• Job
List, from the lines below, each one with "data" in it.
+++ Information supplied +++
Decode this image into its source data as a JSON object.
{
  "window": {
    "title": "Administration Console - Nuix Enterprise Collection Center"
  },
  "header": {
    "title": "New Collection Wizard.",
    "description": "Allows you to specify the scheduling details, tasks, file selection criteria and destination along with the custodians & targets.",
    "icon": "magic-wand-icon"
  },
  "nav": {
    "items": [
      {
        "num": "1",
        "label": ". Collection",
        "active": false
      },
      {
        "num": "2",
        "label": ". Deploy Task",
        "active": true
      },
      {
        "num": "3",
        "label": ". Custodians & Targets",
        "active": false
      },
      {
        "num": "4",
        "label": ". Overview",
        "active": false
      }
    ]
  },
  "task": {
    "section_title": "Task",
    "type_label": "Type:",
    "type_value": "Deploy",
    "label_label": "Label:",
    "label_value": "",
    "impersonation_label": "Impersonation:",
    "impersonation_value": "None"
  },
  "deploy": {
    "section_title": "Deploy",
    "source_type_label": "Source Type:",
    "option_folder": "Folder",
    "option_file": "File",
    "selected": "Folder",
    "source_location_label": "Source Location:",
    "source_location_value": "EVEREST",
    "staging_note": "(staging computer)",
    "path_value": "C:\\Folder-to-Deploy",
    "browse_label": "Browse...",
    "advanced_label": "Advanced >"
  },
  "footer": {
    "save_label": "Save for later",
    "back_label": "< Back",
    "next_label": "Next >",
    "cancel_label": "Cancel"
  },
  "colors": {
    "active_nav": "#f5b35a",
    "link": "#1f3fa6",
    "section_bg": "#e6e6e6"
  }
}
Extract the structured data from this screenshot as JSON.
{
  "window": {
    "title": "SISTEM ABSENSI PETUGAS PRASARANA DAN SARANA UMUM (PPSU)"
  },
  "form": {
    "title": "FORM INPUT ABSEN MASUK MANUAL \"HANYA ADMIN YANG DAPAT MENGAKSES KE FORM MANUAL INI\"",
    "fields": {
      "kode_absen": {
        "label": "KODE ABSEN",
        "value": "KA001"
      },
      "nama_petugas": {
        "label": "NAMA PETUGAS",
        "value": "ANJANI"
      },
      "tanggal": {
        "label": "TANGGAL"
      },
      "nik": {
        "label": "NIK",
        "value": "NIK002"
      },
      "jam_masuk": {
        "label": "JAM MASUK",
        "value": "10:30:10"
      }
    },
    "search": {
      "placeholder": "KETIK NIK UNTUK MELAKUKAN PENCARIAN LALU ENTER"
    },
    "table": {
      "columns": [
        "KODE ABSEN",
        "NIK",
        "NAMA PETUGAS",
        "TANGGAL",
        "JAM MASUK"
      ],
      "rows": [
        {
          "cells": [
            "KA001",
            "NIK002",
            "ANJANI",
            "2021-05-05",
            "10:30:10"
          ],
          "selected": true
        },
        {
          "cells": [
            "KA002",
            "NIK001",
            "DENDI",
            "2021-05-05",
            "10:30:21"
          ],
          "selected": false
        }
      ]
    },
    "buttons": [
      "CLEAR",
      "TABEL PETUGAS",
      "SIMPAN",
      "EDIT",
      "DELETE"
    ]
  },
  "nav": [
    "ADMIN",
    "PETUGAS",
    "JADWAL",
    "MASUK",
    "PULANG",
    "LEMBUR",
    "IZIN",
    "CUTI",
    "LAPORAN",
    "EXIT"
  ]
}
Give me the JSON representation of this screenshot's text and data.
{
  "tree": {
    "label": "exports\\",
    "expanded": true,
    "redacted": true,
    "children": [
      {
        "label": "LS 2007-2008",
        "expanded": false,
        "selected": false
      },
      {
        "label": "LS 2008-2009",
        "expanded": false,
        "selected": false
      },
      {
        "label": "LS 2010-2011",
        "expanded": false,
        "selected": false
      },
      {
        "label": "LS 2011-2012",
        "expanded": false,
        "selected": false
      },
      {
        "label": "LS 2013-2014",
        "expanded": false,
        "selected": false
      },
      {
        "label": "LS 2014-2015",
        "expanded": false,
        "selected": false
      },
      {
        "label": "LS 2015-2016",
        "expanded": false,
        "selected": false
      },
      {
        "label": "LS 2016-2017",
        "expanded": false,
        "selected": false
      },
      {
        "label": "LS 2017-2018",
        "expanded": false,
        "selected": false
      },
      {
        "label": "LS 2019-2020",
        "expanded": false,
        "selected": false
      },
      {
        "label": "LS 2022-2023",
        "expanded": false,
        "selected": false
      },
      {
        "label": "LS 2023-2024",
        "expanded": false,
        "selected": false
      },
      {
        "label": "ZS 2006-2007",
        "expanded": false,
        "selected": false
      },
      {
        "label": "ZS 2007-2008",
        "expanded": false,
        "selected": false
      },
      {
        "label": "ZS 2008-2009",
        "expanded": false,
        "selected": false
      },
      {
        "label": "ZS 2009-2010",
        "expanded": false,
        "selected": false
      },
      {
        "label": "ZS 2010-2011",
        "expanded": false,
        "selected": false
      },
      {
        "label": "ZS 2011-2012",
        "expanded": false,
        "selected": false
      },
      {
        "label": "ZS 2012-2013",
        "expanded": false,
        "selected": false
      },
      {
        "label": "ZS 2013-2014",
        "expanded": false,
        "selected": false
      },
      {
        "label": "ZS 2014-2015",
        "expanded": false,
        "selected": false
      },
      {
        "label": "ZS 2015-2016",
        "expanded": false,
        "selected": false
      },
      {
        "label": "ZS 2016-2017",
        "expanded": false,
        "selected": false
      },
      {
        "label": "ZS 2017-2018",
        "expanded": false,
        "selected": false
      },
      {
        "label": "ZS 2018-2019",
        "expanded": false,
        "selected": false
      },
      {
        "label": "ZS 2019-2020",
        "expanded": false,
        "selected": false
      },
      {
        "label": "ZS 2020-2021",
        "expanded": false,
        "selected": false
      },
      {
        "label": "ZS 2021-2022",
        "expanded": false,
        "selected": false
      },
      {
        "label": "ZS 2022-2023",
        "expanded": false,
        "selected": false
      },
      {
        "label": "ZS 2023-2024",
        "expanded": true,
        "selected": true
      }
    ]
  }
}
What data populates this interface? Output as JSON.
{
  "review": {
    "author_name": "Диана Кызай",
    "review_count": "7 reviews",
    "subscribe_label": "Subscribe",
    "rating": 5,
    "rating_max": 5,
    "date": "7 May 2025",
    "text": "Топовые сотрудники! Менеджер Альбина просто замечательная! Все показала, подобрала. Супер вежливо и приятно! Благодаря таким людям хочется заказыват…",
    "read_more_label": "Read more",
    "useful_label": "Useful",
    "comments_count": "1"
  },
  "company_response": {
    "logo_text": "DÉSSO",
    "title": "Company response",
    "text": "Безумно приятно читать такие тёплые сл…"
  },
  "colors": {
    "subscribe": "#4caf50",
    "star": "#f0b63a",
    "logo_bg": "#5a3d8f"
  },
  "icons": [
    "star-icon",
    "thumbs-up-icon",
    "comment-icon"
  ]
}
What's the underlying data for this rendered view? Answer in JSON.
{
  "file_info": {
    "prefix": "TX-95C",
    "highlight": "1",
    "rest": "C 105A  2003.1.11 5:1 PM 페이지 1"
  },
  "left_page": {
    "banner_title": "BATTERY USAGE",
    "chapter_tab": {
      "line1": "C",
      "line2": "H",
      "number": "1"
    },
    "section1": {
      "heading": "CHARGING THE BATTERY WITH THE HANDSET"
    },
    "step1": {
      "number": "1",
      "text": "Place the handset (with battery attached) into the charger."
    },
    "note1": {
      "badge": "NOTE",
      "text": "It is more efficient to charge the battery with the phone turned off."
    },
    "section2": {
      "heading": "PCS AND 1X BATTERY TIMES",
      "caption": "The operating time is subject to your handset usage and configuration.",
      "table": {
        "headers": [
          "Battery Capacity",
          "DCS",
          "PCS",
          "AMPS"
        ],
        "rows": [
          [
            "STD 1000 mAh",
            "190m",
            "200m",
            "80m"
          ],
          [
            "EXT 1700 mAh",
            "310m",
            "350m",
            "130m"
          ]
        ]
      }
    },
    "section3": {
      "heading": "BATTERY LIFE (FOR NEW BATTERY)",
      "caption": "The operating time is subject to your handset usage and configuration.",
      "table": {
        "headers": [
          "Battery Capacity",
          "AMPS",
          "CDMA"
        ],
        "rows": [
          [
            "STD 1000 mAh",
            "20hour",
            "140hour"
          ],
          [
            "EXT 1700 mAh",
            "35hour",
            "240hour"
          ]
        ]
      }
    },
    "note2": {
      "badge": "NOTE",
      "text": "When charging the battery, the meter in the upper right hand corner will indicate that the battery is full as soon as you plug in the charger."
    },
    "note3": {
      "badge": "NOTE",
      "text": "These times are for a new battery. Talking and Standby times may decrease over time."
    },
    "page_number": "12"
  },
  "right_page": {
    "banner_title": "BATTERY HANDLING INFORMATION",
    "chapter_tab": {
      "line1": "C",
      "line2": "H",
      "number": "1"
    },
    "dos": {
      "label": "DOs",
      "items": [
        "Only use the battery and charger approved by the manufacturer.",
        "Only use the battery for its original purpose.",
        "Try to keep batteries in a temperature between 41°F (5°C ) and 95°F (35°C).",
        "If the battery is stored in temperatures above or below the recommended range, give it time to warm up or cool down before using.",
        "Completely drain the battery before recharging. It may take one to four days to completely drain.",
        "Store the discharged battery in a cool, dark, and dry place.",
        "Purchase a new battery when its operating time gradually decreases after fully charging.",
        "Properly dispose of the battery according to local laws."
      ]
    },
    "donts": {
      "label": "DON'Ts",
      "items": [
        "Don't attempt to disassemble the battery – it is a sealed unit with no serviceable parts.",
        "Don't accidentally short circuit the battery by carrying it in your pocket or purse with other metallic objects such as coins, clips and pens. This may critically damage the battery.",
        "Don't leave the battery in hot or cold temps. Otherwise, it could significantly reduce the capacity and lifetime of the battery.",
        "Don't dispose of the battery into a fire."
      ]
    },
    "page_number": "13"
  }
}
+++
• Full output
Decode this image into its source data as a JSON object.
Extract the structured data from this screenshot as JSON.
Give me the JSON representation of this screenshot's text and data.
What data populates this interface? Output as JSON.
What's the underlying data for this rendered view? Answer in JSON.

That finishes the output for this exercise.